• [MATERIAL SHOWN]
※ ※ ※
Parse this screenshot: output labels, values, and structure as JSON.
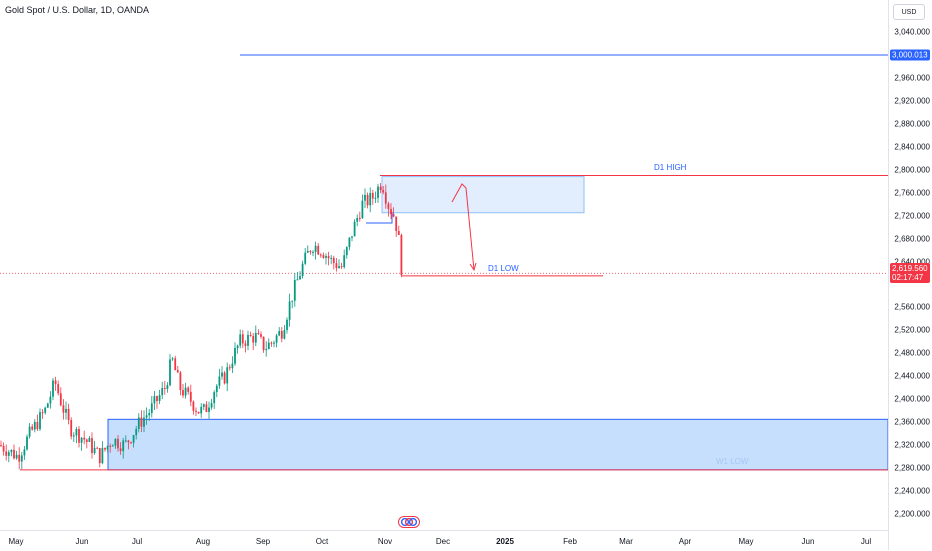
{
  "header": {
    "title": "Gold Spot / U.S. Dollar, 1D, OANDA"
  },
  "price_axis": {
    "currency_label": "USD",
    "ticks": [
      "3,040.000",
      "2,960.000",
      "2,920.000",
      "2,880.000",
      "2,840.000",
      "2,800.000",
      "2,760.000",
      "2,720.000",
      "2,680.000",
      "2,640.000",
      "2,560.000",
      "2,520.000",
      "2,480.000",
      "2,440.000",
      "2,400.000",
      "2,360.000",
      "2,320.000",
      "2,280.000",
      "2,240.000",
      "2,200.000"
    ],
    "tick_values": [
      3040,
      2960,
      2920,
      2880,
      2840,
      2800,
      2760,
      2720,
      2680,
      2640,
      2560,
      2520,
      2480,
      2440,
      2400,
      2360,
      2320,
      2280,
      2240,
      2200
    ],
    "level_badge": {
      "text": "3,000.013",
      "value": 3000.013,
      "color": "#2962ff"
    },
    "current_price": {
      "text": "2,619.560",
      "countdown": "02:17:47",
      "value": 2619.56,
      "color": "#f23645"
    }
  },
  "time_axis": {
    "labels": [
      "May",
      "Jun",
      "Jul",
      "Aug",
      "Sep",
      "Oct",
      "Nov",
      "Dec",
      "2025",
      "Feb",
      "Mar",
      "Apr",
      "May",
      "Jun",
      "Jul"
    ]
  },
  "annotations": {
    "d1_high": {
      "text": "D1 HIGH",
      "value": 2790,
      "color": "#f23645",
      "text_color": "#2962ff"
    },
    "d1_low": {
      "text": "D1 LOW",
      "value": 2615,
      "color": "#f23645",
      "text_color": "#2962ff"
    },
    "w1_low": {
      "text": "W1 LOW",
      "value": 2277,
      "color": "#f23645"
    },
    "supply_zone": {
      "top": 2788,
      "bottom": 2725
    },
    "demand_zone": {
      "top": 2365,
      "bottom": 2277
    },
    "level_line": {
      "value": 3000.013,
      "color": "#2962ff"
    }
  },
  "colors": {
    "up": "#089981",
    "down": "#f23645",
    "zone_fill": "#bbd9fb",
    "zone_border": "#2962ff"
  },
  "chart_data": {
    "type": "candlestick",
    "symbol": "Gold Spot / U.S. Dollar",
    "timeframe": "1D",
    "approx_close_path": [
      [
        "May",
        2300
      ],
      [
        "May",
        2330
      ],
      [
        "May",
        2350
      ],
      [
        "May",
        2420
      ],
      [
        "May",
        2420
      ],
      [
        "Jun",
        2330
      ],
      [
        "Jun",
        2310
      ],
      [
        "Jun",
        2320
      ],
      [
        "Jun",
        2330
      ],
      [
        "Jun",
        2360
      ],
      [
        "Jul",
        2390
      ],
      [
        "Jul",
        2470
      ],
      [
        "Jul",
        2400
      ],
      [
        "Jul",
        2380
      ],
      [
        "Aug",
        2410
      ],
      [
        "Aug",
        2450
      ],
      [
        "Aug",
        2500
      ],
      [
        "Aug",
        2510
      ],
      [
        "Sep",
        2500
      ],
      [
        "Sep",
        2590
      ],
      [
        "Sep",
        2660
      ],
      [
        "Oct",
        2660
      ],
      [
        "Oct",
        2650
      ],
      [
        "Oct",
        2700
      ],
      [
        "Oct",
        2760
      ],
      [
        "Oct",
        2780
      ],
      [
        "Nov",
        2740
      ],
      [
        "Nov",
        2660
      ],
      [
        "Nov",
        2619.56
      ]
    ]
  }
}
※ ※ ※
• [YOUR INSTRUCTIONS] Without the pictures, restate all of the entries above verbatim.

• [FULL OUTPUT]
Parse this screenshot: output labels, values, and structure as JSON.
{
  "header": {
    "title": "Gold Spot / U.S. Dollar, 1D, OANDA"
  },
  "price_axis": {
    "currency_label": "USD",
    "ticks": [
      "3,040.000",
      "2,960.000",
      "2,920.000",
      "2,880.000",
      "2,840.000",
      "2,800.000",
      "2,760.000",
      "2,720.000",
      "2,680.000",
      "2,640.000",
      "2,560.000",
      "2,520.000",
      "2,480.000",
      "2,440.000",
      "2,400.000",
      "2,360.000",
      "2,320.000",
      "2,280.000",
      "2,240.000",
      "2,200.000"
    ],
    "tick_values": [
      3040,
      2960,
      2920,
      2880,
      2840,
      2800,
      2760,
      2720,
      2680,
      2640,
      2560,
      2520,
      2480,
      2440,
      2400,
      2360,
      2320,
      2280,
      2240,
      2200
    ],
    "level_badge": {
      "text": "3,000.013",
      "value": 3000.013,
      "color": "#2962ff"
    },
    "current_price": {
      "text": "2,619.560",
      "countdown": "02:17:47",
      "value": 2619.56,
      "color": "#f23645"
    }
  },
  "time_axis": {
    "labels": [
      "May",
      "Jun",
      "Jul",
      "Aug",
      "Sep",
      "Oct",
      "Nov",
      "Dec",
      "2025",
      "Feb",
      "Mar",
      "Apr",
      "May",
      "Jun",
      "Jul"
    ]
  },
  "annotations": {
    "d1_high": {
      "text": "D1 HIGH",
      "value": 2790,
      "color": "#f23645",
      "text_color": "#2962ff"
    },
    "d1_low": {
      "text": "D1 LOW",
      "value": 2615,
      "color": "#f23645",
      "text_color": "#2962ff"
    },
    "w1_low": {
      "text": "W1 LOW",
      "value": 2277,
      "color": "#f23645"
    },
    "supply_zone": {
      "top": 2788,
      "bottom": 2725
    },
    "demand_zone": {
      "top": 2365,
      "bottom": 2277
    },
    "level_line": {
      "value": 3000.013,
      "color": "#2962ff"
    }
  },
  "colors": {
    "up": "#089981",
    "down": "#f23645",
    "zone_fill": "#bbd9fb",
    "zone_border": "#2962ff"
  },
  "chart_data": {
    "type": "candlestick",
    "symbol": "Gold Spot / U.S. Dollar",
    "timeframe": "1D",
    "approx_close_path": [
      [
        "May",
        2300
      ],
      [
        "May",
        2330
      ],
      [
        "May",
        2350
      ],
      [
        "May",
        2420
      ],
      [
        "May",
        2420
      ],
      [
        "Jun",
        2330
      ],
      [
        "Jun",
        2310
      ],
      [
        "Jun",
        2320
      ],
      [
        "Jun",
        2330
      ],
      [
        "Jun",
        2360
      ],
      [
        "Jul",
        2390
      ],
      [
        "Jul",
        2470
      ],
      [
        "Jul",
        2400
      ],
      [
        "Jul",
        2380
      ],
      [
        "Aug",
        2410
      ],
      [
        "Aug",
        2450
      ],
      [
        "Aug",
        2500
      ],
      [
        "Aug",
        2510
      ],
      [
        "Sep",
        2500
      ],
      [
        "Sep",
        2590
      ],
      [
        "Sep",
        2660
      ],
      [
        "Oct",
        2660
      ],
      [
        "Oct",
        2650
      ],
      [
        "Oct",
        2700
      ],
      [
        "Oct",
        2760
      ],
      [
        "Oct",
        2780
      ],
      [
        "Nov",
        2740
      ],
      [
        "Nov",
        2660
      ],
      [
        "Nov",
        2619.56
      ]
    ]
  }
}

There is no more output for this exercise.